■ What the exercise asks ■
Which lines in the records below contain the word "JSON"? Copy each of them.

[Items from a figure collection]
-*-*-

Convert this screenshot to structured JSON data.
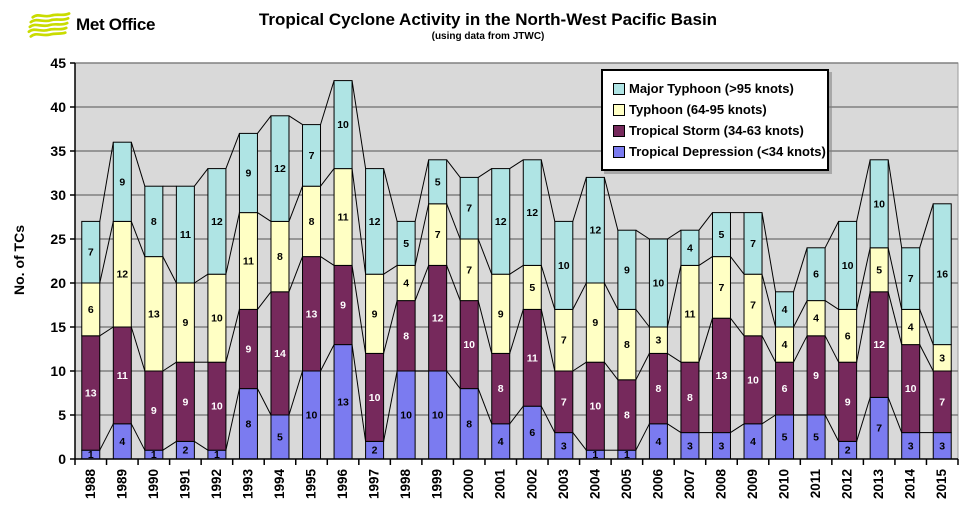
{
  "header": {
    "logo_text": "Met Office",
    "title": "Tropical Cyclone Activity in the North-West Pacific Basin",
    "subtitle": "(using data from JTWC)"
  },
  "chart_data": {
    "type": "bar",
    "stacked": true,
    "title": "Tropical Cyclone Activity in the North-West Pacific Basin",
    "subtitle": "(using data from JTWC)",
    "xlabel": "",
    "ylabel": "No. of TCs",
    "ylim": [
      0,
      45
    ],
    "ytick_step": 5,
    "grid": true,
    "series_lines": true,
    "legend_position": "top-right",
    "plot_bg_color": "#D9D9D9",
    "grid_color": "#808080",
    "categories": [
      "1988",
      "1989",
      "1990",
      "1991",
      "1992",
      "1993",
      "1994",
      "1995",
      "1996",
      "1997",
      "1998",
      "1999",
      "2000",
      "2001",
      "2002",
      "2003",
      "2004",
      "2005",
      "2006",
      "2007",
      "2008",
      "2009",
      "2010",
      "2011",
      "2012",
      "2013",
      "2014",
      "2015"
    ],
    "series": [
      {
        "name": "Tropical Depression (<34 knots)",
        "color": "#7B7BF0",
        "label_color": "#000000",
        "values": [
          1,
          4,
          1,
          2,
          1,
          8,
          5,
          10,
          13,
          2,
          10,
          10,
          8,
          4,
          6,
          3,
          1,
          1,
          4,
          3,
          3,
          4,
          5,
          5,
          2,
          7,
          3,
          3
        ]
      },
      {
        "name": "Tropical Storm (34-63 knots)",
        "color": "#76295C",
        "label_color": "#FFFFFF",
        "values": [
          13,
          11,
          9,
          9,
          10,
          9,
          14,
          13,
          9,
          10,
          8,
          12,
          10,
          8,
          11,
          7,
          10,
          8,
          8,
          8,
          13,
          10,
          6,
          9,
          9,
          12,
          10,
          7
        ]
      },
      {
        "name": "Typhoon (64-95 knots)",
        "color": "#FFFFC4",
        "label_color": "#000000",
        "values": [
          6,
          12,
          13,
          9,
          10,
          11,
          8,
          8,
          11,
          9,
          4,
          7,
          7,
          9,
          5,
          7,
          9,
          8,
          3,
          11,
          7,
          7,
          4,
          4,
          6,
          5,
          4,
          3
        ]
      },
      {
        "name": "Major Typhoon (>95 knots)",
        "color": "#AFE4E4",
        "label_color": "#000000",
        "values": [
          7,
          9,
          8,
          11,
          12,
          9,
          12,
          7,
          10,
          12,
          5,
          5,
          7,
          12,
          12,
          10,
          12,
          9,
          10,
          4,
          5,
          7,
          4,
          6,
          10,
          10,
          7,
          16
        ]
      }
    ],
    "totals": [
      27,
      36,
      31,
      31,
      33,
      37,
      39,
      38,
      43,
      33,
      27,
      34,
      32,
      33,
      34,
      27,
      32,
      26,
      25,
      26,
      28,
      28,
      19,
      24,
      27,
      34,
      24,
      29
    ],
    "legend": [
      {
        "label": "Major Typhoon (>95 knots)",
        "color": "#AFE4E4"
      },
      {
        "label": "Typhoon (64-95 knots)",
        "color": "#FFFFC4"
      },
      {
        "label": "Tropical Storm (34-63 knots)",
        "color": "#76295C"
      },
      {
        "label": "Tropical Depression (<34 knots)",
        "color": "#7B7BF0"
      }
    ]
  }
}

-*-*-

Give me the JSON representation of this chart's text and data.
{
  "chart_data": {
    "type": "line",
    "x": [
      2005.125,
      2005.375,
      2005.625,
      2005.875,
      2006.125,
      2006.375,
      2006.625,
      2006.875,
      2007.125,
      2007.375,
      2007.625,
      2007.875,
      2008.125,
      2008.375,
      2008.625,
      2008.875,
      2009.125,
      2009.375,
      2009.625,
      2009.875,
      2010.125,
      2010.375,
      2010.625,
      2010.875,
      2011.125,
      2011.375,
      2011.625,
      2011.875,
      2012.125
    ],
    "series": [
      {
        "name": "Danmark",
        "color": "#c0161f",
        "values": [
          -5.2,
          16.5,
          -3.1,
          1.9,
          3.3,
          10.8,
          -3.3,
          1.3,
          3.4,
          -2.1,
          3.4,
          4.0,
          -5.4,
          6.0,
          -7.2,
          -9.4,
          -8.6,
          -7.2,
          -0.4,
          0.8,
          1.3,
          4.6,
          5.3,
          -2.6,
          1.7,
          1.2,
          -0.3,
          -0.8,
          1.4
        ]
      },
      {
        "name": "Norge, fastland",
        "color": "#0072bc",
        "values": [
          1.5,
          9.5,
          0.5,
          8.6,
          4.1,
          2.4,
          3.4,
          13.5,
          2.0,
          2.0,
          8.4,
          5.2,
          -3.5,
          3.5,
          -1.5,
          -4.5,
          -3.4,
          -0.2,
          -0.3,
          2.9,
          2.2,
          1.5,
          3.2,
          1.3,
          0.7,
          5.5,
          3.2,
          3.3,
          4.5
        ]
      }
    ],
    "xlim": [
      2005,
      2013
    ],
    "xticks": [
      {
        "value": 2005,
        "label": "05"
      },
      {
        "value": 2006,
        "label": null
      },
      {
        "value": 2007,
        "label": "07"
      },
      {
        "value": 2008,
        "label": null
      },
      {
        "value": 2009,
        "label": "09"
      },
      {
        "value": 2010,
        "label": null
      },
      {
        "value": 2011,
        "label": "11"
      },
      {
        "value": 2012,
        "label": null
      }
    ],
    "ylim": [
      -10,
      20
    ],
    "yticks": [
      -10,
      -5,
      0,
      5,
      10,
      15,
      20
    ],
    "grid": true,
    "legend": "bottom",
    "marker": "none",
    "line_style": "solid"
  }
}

-*-*-

■ Complete answer ■
Convert this screenshot to structured JSON data.
Give me the JSON representation of this chart's text and data.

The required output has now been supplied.